Problem requirements:
Looking at the records below, state how many lines include the string "Extraordinary" and add nothing further.

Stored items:
□ □ □ □
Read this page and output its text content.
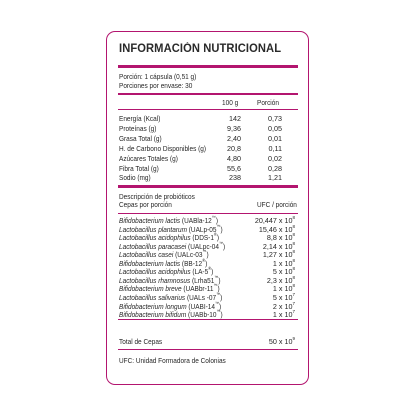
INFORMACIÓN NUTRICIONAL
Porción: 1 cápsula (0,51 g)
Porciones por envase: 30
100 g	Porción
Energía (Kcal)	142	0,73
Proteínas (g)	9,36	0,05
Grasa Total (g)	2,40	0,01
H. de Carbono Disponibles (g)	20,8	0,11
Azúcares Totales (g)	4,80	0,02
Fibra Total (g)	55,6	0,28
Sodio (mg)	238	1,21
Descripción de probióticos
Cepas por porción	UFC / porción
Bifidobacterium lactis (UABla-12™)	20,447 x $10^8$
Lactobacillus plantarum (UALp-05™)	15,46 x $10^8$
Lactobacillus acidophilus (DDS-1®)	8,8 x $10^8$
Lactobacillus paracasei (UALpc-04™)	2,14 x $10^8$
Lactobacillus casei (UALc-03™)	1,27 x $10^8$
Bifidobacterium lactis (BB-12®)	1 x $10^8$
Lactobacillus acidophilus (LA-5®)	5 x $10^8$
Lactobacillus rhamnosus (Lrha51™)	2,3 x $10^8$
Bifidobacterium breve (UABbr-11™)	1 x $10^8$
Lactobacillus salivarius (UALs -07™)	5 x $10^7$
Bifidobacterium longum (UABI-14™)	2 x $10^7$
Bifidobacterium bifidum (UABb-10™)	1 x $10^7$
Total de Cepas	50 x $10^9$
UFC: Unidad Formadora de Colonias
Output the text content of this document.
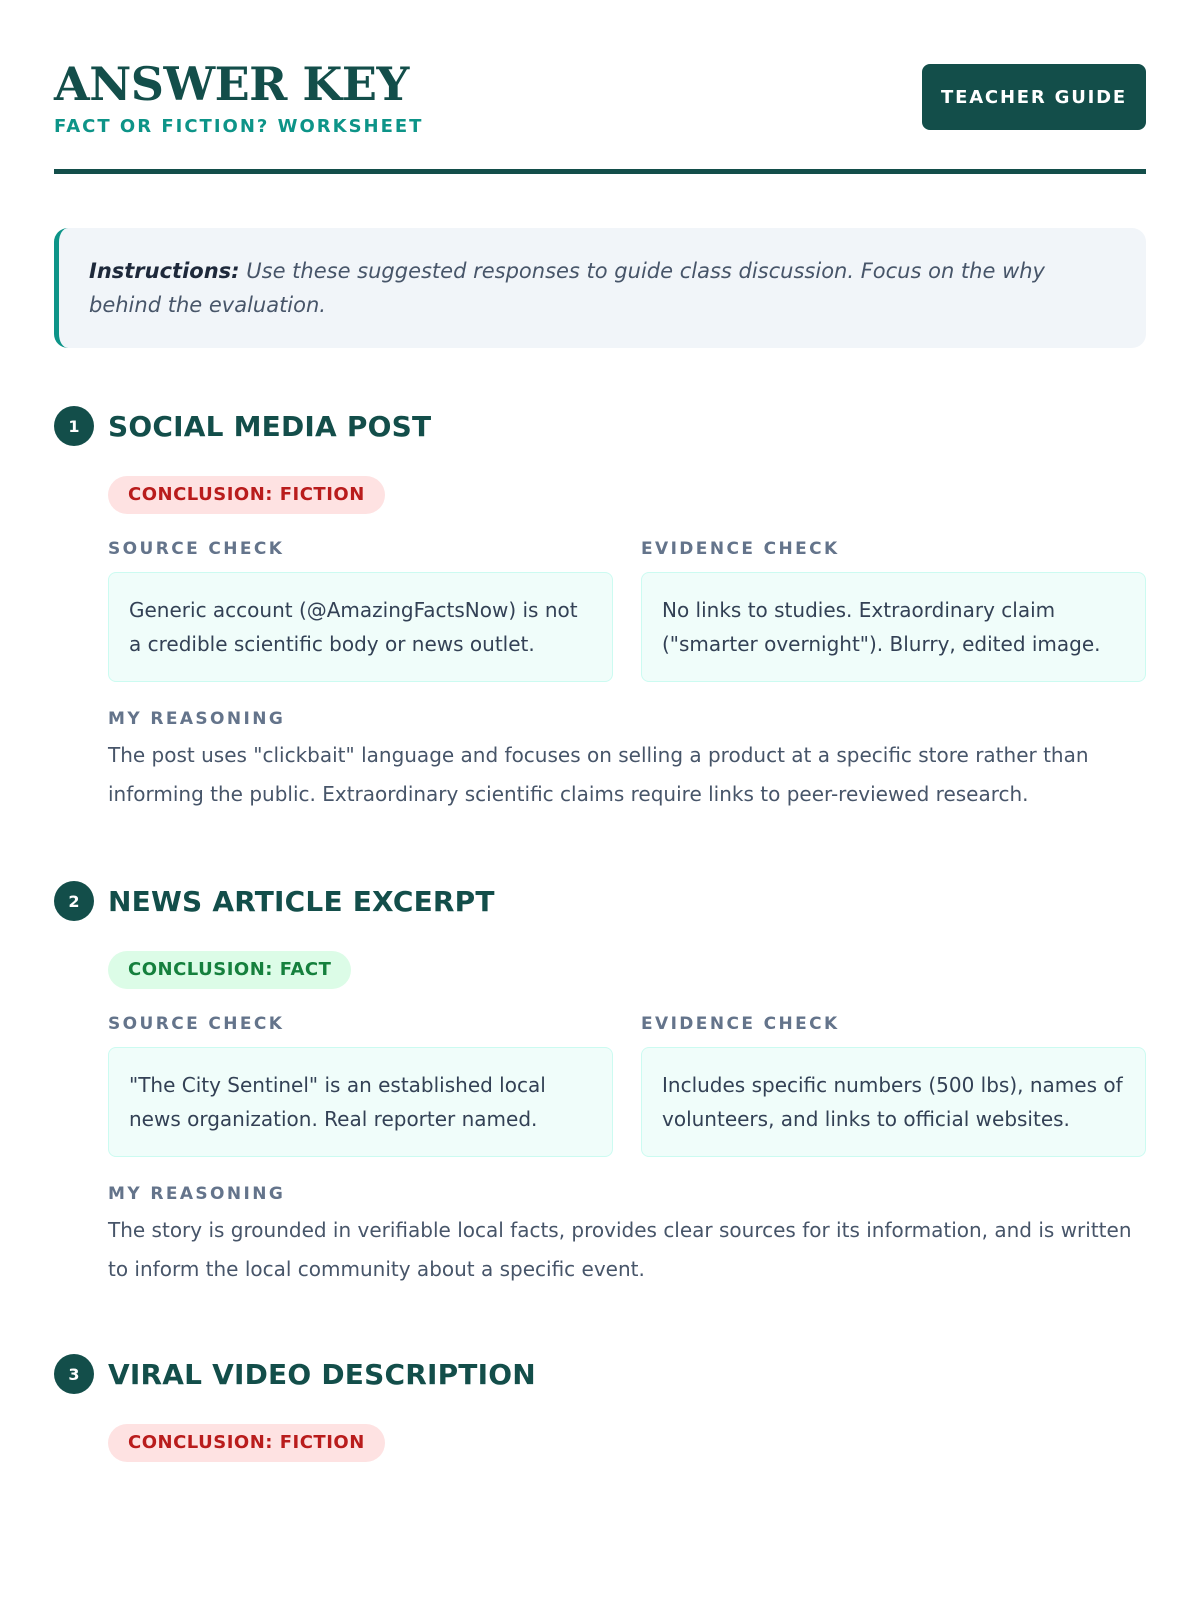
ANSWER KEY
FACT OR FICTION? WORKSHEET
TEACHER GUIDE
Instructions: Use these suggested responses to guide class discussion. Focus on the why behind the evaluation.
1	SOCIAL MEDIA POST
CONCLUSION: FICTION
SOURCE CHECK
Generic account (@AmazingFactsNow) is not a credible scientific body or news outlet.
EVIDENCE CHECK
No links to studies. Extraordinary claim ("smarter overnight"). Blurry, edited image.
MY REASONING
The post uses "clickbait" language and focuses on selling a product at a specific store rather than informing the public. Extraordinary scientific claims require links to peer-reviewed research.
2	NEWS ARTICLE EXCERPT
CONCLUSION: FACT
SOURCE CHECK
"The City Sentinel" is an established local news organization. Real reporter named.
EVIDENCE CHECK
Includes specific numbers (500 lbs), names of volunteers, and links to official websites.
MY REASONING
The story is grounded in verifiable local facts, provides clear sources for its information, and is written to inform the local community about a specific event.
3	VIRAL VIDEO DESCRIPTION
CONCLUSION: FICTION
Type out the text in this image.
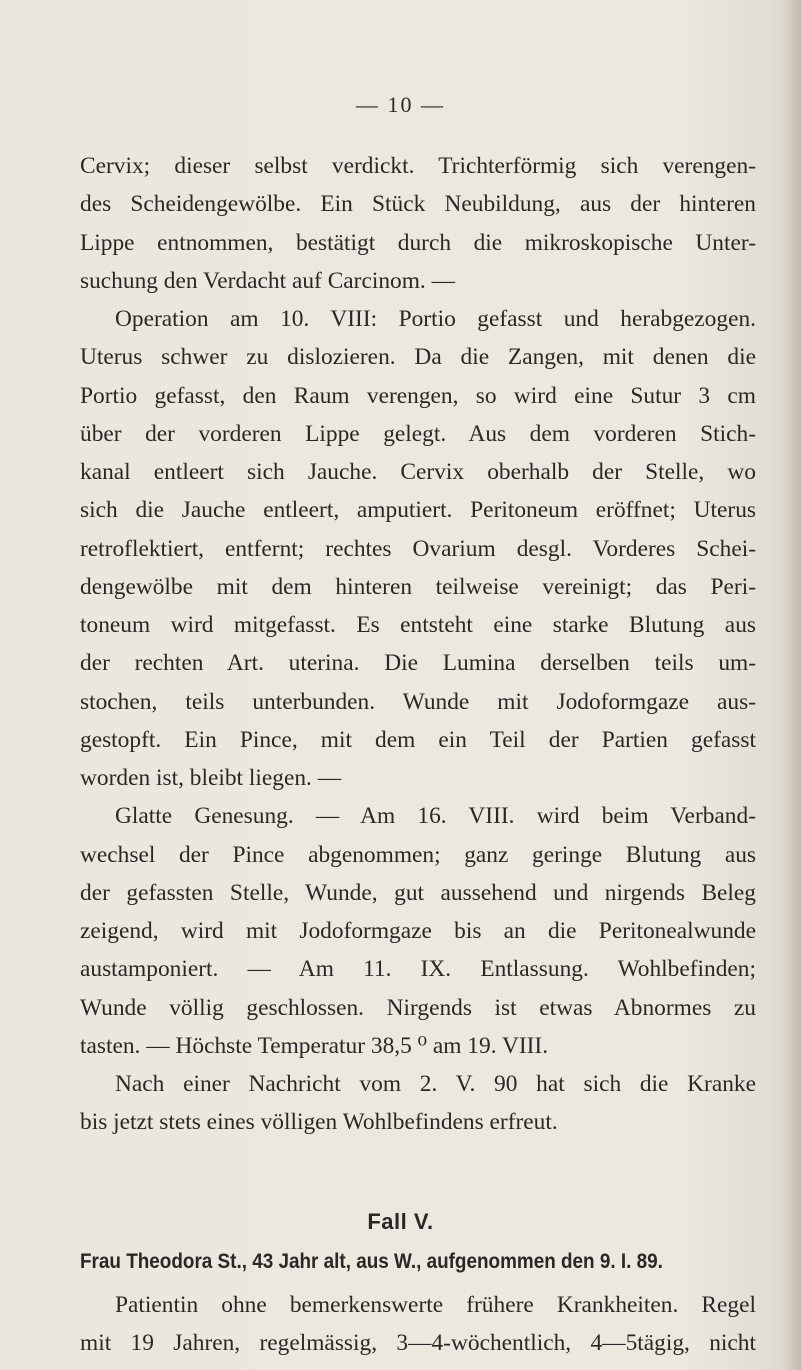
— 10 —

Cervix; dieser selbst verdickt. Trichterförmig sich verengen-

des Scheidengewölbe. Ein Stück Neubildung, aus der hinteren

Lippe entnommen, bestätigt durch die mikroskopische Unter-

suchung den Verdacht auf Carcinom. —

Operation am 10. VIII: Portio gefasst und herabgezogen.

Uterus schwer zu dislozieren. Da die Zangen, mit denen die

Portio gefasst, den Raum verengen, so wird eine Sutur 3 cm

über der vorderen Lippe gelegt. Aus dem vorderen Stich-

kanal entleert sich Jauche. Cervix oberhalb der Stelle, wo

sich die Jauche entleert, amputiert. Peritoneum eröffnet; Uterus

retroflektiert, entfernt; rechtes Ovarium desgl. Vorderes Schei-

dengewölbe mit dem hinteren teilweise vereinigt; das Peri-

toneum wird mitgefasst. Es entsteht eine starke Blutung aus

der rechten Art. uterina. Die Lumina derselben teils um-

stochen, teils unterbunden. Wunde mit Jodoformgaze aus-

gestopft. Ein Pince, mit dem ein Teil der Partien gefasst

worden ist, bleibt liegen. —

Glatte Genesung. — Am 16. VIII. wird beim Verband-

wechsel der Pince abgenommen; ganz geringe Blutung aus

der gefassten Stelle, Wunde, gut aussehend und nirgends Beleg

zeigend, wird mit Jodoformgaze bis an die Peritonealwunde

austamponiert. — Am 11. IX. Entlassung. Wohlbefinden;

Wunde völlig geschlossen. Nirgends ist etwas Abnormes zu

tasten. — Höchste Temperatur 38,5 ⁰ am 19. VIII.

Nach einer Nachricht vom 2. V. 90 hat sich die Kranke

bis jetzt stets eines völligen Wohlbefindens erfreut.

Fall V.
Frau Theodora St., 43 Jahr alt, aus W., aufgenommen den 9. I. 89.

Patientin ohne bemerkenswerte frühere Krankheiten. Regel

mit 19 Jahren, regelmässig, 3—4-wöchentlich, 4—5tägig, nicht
□ □ □ □
Exercise response:
2